Extract each line where the string "this" shows up.

> Exercise materials
'''

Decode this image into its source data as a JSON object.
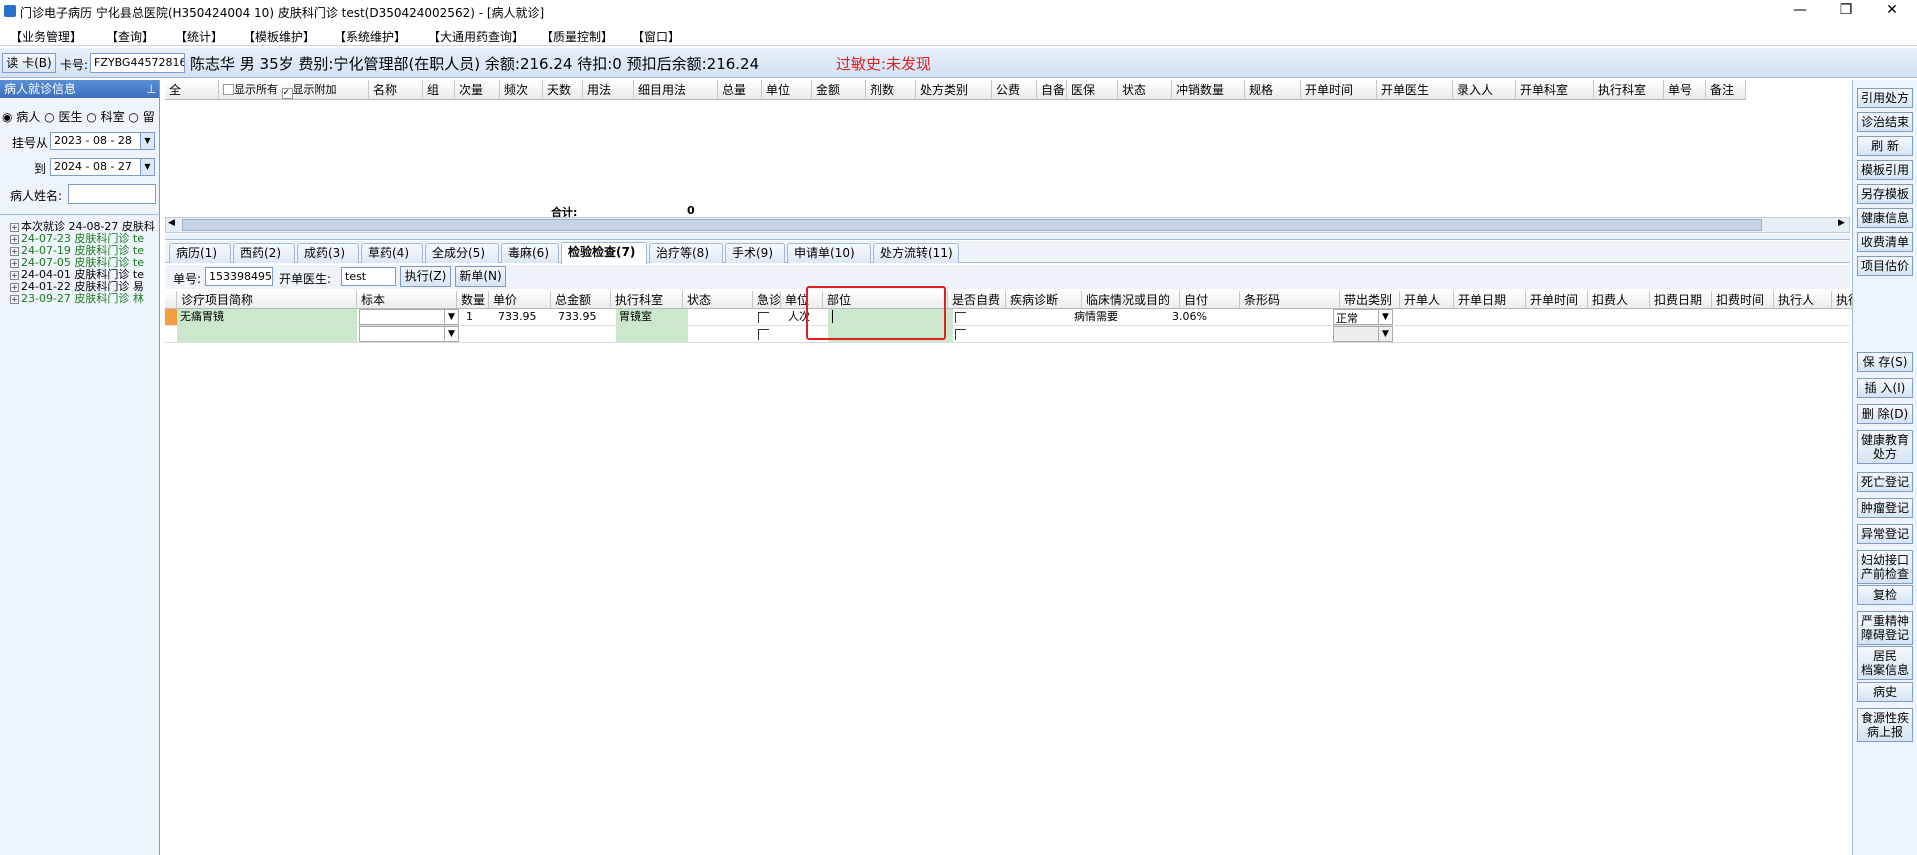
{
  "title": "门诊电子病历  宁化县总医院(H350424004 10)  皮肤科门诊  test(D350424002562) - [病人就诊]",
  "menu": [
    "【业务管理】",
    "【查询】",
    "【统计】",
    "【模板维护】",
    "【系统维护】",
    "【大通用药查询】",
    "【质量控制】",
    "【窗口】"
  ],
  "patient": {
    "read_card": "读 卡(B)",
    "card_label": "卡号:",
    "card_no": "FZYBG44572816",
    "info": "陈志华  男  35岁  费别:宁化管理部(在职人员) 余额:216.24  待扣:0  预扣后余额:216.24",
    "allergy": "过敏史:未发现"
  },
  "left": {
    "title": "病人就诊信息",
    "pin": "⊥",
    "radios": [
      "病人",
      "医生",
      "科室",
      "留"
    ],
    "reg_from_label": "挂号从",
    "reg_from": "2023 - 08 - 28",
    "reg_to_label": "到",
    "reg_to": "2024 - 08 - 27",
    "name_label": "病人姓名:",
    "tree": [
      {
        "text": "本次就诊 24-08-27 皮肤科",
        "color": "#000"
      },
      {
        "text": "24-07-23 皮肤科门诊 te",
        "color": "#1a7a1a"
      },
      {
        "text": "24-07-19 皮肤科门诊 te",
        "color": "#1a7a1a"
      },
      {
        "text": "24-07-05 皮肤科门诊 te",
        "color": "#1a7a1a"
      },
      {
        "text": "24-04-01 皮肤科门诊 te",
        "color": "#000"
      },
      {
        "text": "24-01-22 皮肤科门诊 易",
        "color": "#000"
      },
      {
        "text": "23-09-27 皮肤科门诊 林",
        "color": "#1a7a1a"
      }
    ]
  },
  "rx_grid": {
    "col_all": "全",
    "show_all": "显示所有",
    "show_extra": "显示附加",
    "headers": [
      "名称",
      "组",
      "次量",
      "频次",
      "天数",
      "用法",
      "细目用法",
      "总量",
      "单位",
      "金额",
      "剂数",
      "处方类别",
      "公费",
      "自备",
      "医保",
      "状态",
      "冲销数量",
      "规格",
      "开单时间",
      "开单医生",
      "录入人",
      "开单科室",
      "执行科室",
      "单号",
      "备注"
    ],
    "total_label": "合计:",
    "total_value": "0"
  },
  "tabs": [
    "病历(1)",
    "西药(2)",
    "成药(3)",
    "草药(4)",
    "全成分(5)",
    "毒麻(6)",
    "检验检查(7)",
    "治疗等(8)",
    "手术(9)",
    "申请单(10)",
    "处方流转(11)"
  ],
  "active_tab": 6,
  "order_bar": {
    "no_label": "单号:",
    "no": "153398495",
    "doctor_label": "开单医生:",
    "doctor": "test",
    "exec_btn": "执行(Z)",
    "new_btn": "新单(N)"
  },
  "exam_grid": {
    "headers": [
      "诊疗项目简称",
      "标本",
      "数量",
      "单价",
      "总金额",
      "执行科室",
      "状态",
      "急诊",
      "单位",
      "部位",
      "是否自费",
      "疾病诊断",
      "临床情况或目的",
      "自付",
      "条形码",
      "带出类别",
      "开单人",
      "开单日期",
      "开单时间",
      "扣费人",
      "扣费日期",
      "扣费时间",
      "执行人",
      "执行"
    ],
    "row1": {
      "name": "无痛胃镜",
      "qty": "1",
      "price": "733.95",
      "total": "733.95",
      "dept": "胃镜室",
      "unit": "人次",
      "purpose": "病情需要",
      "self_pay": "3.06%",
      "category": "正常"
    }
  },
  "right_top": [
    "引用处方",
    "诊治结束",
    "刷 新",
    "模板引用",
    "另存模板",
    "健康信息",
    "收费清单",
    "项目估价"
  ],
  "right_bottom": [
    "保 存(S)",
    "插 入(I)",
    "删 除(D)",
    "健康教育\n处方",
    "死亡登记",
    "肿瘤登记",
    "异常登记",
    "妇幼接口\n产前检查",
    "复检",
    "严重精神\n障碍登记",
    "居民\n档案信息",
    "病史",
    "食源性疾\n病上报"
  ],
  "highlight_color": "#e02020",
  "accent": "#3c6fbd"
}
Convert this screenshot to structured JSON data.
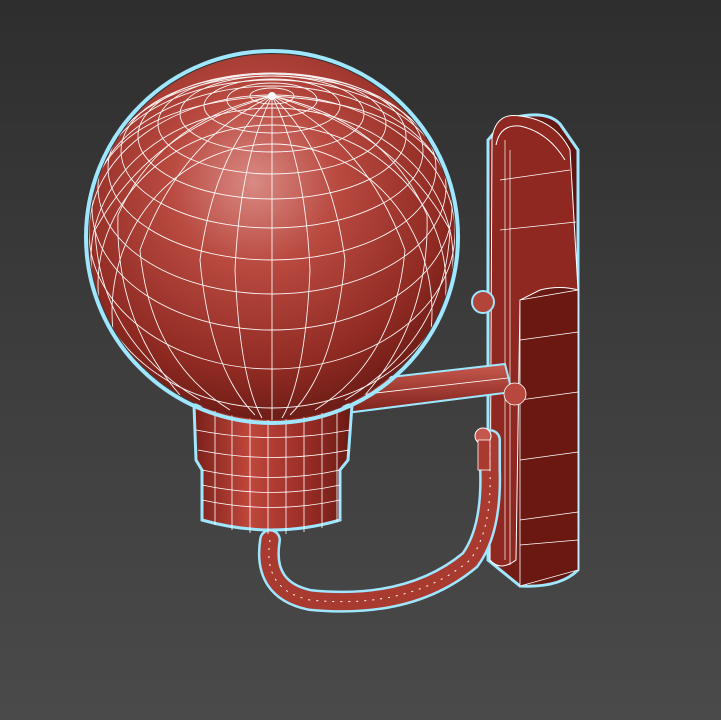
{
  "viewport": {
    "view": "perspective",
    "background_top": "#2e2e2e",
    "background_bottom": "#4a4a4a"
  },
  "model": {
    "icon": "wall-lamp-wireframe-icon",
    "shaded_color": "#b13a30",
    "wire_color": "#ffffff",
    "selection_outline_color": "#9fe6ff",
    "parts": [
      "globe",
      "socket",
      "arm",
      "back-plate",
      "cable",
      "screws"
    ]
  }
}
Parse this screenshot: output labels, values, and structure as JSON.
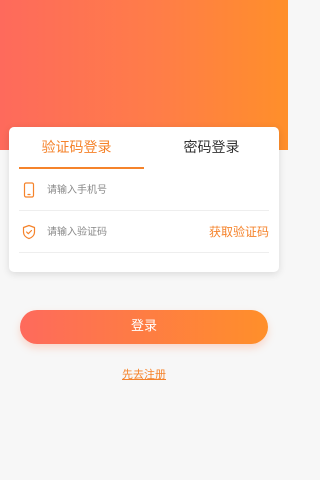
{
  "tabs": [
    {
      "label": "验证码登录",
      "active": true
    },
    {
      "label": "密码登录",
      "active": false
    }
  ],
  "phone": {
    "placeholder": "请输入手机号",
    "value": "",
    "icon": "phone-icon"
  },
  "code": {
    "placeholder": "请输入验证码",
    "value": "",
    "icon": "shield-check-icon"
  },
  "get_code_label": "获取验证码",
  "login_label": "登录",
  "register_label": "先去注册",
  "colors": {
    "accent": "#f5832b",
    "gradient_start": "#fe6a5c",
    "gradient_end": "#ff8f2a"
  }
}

'''

> Reply
Decode this image into its source data as a JSON object.
Convert this screenshot to structured JSON data.
Parse this screenshot: output labels, values, and structure as JSON.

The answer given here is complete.